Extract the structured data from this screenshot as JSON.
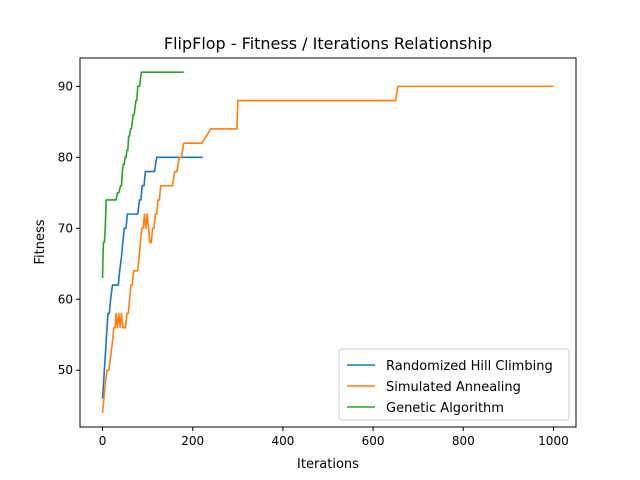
{
  "chart_data": {
    "type": "line",
    "title": "FlipFlop - Fitness / Iterations Relationship",
    "xlabel": "Iterations",
    "ylabel": "Fitness",
    "xlim": [
      -50,
      1050
    ],
    "ylim": [
      42,
      94
    ],
    "xticks": [
      0,
      200,
      400,
      600,
      800,
      1000
    ],
    "yticks": [
      50,
      60,
      70,
      80,
      90
    ],
    "grid": false,
    "legend_position": "lower-right",
    "series": [
      {
        "name": "Randomized Hill Climbing",
        "color": "#1f77b4",
        "x": [
          0,
          2,
          4,
          6,
          8,
          10,
          12,
          15,
          18,
          22,
          25,
          28,
          32,
          35,
          38,
          42,
          45,
          48,
          52,
          55,
          58,
          62,
          65,
          68,
          72,
          75,
          78,
          82,
          85,
          88,
          92,
          95,
          98,
          100,
          105,
          110,
          115,
          120,
          125,
          130,
          150,
          170,
          190,
          210,
          222
        ],
        "y": [
          46,
          48,
          50,
          52,
          54,
          56,
          58,
          58,
          60,
          62,
          62,
          62,
          62,
          62,
          64,
          66,
          68,
          70,
          70,
          72,
          72,
          72,
          72,
          72,
          72,
          72,
          72,
          74,
          74,
          76,
          76,
          78,
          78,
          78,
          78,
          78,
          78,
          80,
          80,
          80,
          80,
          80,
          80,
          80,
          80
        ]
      },
      {
        "name": "Simulated Annealing",
        "color": "#ff7f0e",
        "x": [
          0,
          3,
          6,
          10,
          14,
          18,
          22,
          25,
          28,
          30,
          33,
          36,
          39,
          42,
          45,
          48,
          51,
          54,
          57,
          60,
          63,
          66,
          69,
          72,
          75,
          78,
          81,
          84,
          87,
          90,
          93,
          96,
          99,
          102,
          105,
          108,
          111,
          114,
          117,
          120,
          123,
          126,
          129,
          132,
          135,
          140,
          145,
          150,
          155,
          160,
          165,
          170,
          175,
          180,
          200,
          220,
          240,
          260,
          280,
          298,
          300,
          350,
          400,
          450,
          500,
          550,
          600,
          650,
          655,
          700,
          750,
          800,
          850,
          900,
          950,
          1000
        ],
        "y": [
          44,
          46,
          48,
          50,
          50,
          52,
          54,
          56,
          56,
          58,
          56,
          58,
          56,
          58,
          56,
          56,
          56,
          58,
          58,
          60,
          62,
          62,
          64,
          64,
          64,
          64,
          66,
          68,
          70,
          70,
          72,
          70,
          72,
          70,
          68,
          68,
          70,
          70,
          72,
          72,
          74,
          74,
          76,
          76,
          76,
          76,
          76,
          76,
          76,
          78,
          78,
          80,
          80,
          82,
          82,
          82,
          84,
          84,
          84,
          84,
          88,
          88,
          88,
          88,
          88,
          88,
          88,
          88,
          90,
          90,
          90,
          90,
          90,
          90,
          90,
          90
        ]
      },
      {
        "name": "Genetic Algorithm",
        "color": "#2ca02c",
        "x": [
          0,
          1,
          2,
          4,
          6,
          8,
          12,
          16,
          20,
          25,
          30,
          33,
          36,
          40,
          42,
          44,
          46,
          48,
          50,
          52,
          54,
          56,
          58,
          60,
          62,
          64,
          66,
          68,
          70,
          72,
          74,
          76,
          78,
          80,
          82,
          84,
          86,
          88,
          90,
          95,
          100,
          110,
          120,
          130,
          140,
          150,
          160,
          170,
          180
        ],
        "y": [
          63,
          66,
          68,
          68,
          70,
          74,
          74,
          74,
          74,
          74,
          74,
          75,
          75,
          76,
          76,
          78,
          79,
          79,
          80,
          80,
          81,
          81,
          83,
          83,
          84,
          84,
          85,
          86,
          86,
          87,
          88,
          88,
          90,
          90,
          90,
          91,
          92,
          92,
          92,
          92,
          92,
          92,
          92,
          92,
          92,
          92,
          92,
          92,
          92
        ]
      }
    ]
  }
}
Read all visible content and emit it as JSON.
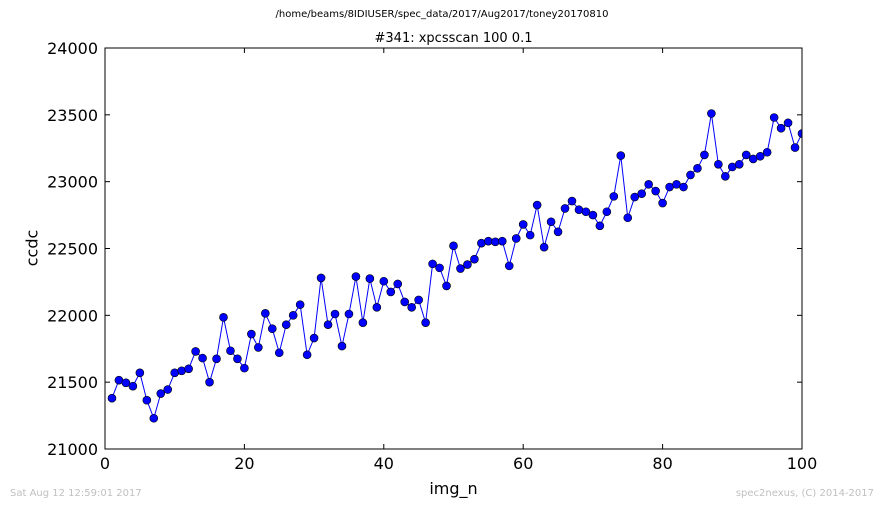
{
  "header": {
    "path": "/home/beams/8IDIUSER/spec_data/2017/Aug2017/toney20170810",
    "scan_title": "#341: xpcsscan 100 0.1"
  },
  "footer": {
    "timestamp": "Sat Aug 12 12:59:01 2017",
    "credit": "spec2nexus, (C) 2014-2017"
  },
  "chart_data": {
    "type": "line",
    "title": "#341: xpcsscan 100 0.1",
    "xlabel": "img_n",
    "ylabel": "ccdc",
    "xlim": [
      0,
      100
    ],
    "ylim": [
      21000,
      24000
    ],
    "xticks": [
      0,
      20,
      40,
      60,
      80,
      100
    ],
    "yticks": [
      21000,
      21500,
      22000,
      22500,
      23000,
      23500,
      24000
    ],
    "grid": false,
    "legend": "none",
    "series": [
      {
        "color": "#0000ff",
        "marker": "circle",
        "x": [
          1,
          2,
          3,
          4,
          5,
          6,
          7,
          8,
          9,
          10,
          11,
          12,
          13,
          14,
          15,
          16,
          17,
          18,
          19,
          20,
          21,
          22,
          23,
          24,
          25,
          26,
          27,
          28,
          29,
          30,
          31,
          32,
          33,
          34,
          35,
          36,
          37,
          38,
          39,
          40,
          41,
          42,
          43,
          44,
          45,
          46,
          47,
          48,
          49,
          50,
          51,
          52,
          53,
          54,
          55,
          56,
          57,
          58,
          59,
          60,
          61,
          62,
          63,
          64,
          65,
          66,
          67,
          68,
          69,
          70,
          71,
          72,
          73,
          74,
          75,
          76,
          77,
          78,
          79,
          80,
          81,
          82,
          83,
          84,
          85,
          86,
          87,
          88,
          89,
          90,
          91,
          92,
          93,
          94,
          95,
          96,
          97,
          98,
          99,
          100
        ],
        "y": [
          21380,
          21515,
          21495,
          21470,
          21570,
          21365,
          21230,
          21415,
          21445,
          21570,
          21585,
          21600,
          21730,
          21680,
          21500,
          21675,
          21985,
          21735,
          21675,
          21605,
          21860,
          21760,
          22015,
          21900,
          21720,
          21930,
          22000,
          22080,
          21705,
          21830,
          22280,
          21930,
          22010,
          21770,
          22010,
          22290,
          21945,
          22275,
          22060,
          22255,
          22175,
          22235,
          22100,
          22060,
          22115,
          21945,
          22385,
          22355,
          22220,
          22520,
          22350,
          22380,
          22420,
          22540,
          22555,
          22550,
          22555,
          22370,
          22575,
          22680,
          22600,
          22825,
          22510,
          22700,
          22625,
          22800,
          22855,
          22790,
          22775,
          22750,
          22670,
          22775,
          22890,
          23195,
          22730,
          22885,
          22910,
          22980,
          22930,
          22840,
          22960,
          22980,
          22960,
          23050,
          23100,
          23200,
          23510,
          23130,
          23040,
          23110,
          23130,
          23200,
          23170,
          23190,
          23220,
          23480,
          23400,
          23440,
          23255,
          23360
        ]
      }
    ]
  }
}
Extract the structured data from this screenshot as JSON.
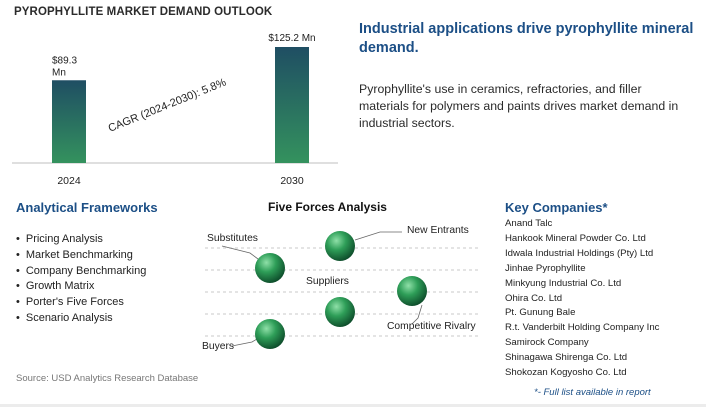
{
  "header": {
    "title": "PYROPHYLLITE MARKET DEMAND OUTLOOK"
  },
  "chart_data": {
    "type": "bar",
    "categories": [
      "2024",
      "2030"
    ],
    "values": [
      89.3,
      125.2
    ],
    "value_labels": [
      "$89.3 Mn",
      "$125.2 Mn"
    ],
    "unit": "$ Mn",
    "cagr_label": "CAGR (2024-2030):",
    "cagr_value": "5.8%",
    "grid": false,
    "legend": "none",
    "colors": {
      "bar_top": "#1f4e63",
      "bar_bottom": "#34925e",
      "axis": "#bfbfbf"
    }
  },
  "insight": {
    "headline": "Industrial applications drive pyrophyllite mineral demand.",
    "description": "Pyrophyllite's use in ceramics, refractories, and filler materials for polymers and paints drives market demand in industrial sectors."
  },
  "frameworks": {
    "title": "Analytical Frameworks",
    "items": [
      "Pricing Analysis",
      "Market Benchmarking",
      "Company Benchmarking",
      "Growth Matrix",
      "Porter's Five Forces",
      "Scenario Analysis"
    ]
  },
  "five_forces": {
    "title": "Five Forces Analysis",
    "labels": {
      "substitutes": "Substitutes",
      "new_entrants": "New Entrants",
      "suppliers": "Suppliers",
      "competitive_rivalry": "Competitive Rivalry",
      "buyers": "Buyers"
    },
    "sphere_color": "#2e9e58"
  },
  "companies": {
    "title": "Key Companies*",
    "items": [
      "Anand Talc",
      "Hankook Mineral Powder Co. Ltd",
      "Idwala Industrial Holdings (Pty) Ltd",
      "Jinhae Pyrophyllite",
      "Minkyung Industrial Co. Ltd",
      "Ohira Co. Ltd",
      "Pt. Gunung Bale",
      "R.t. Vanderbilt Holding Company Inc",
      "Samirock Company",
      "Shinagawa Shirenga Co. Ltd",
      "Shokozan Kogyosho Co. Ltd"
    ],
    "footnote": "*- Full list available in report"
  },
  "source": "Source: USD Analytics Research Database"
}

★ ★ ★ ★ ★ ★ ★

• [Short exercise] Collect each line holding the string "Benchmarking".

• [Complete answer]
      "Market Benchmarking",
      "Company Benchmarking",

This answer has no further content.